*** MATERIAL SUPPLIED ***

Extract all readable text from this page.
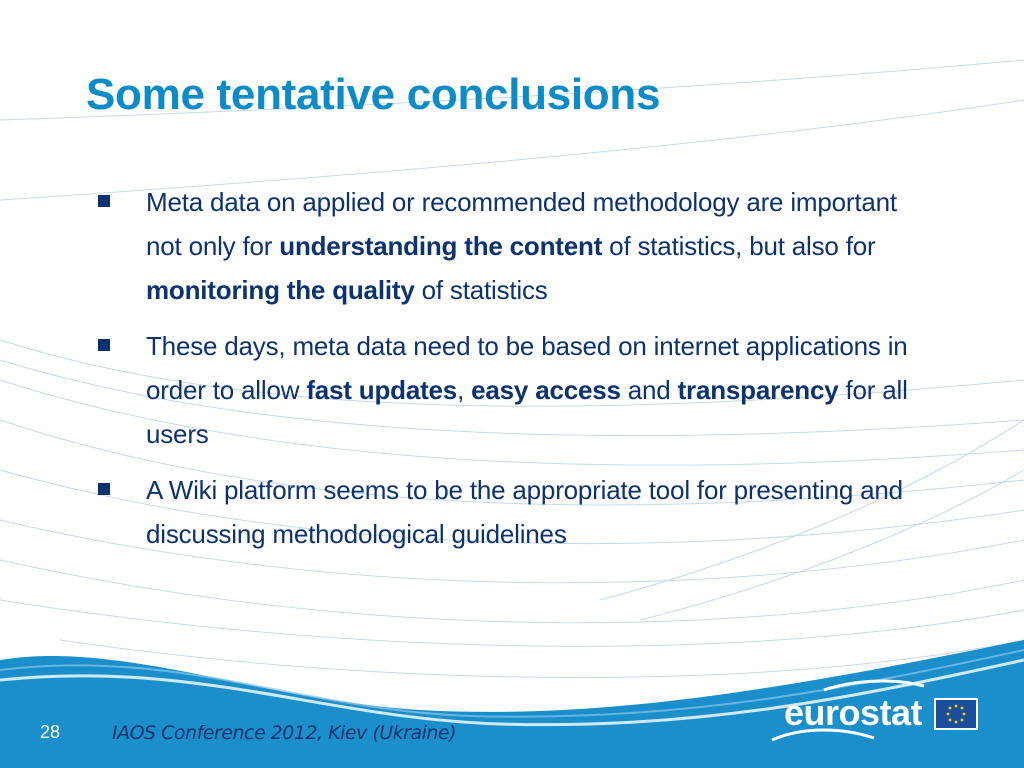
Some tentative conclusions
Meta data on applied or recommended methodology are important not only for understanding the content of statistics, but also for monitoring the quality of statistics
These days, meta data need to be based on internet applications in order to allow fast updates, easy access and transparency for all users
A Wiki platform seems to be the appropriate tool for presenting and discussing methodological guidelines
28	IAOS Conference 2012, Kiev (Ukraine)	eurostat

***
*** MATERIAL SUPPLIED ***

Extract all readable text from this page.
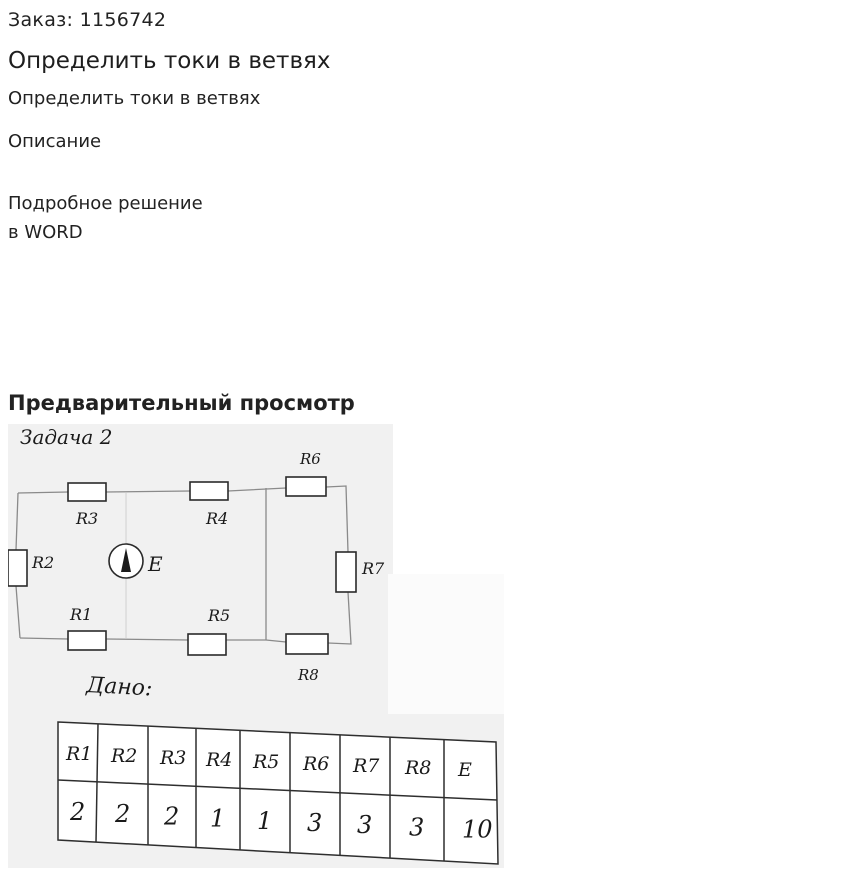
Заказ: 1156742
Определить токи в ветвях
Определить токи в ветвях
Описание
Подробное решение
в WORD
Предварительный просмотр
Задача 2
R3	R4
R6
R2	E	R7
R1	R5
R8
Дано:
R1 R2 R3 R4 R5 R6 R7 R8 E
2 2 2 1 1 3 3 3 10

***

**DIRECTIONS**
Give the number of lines containing the word "data". No other answer is needed.

**OUTPUT OF THE EXERCISE**
2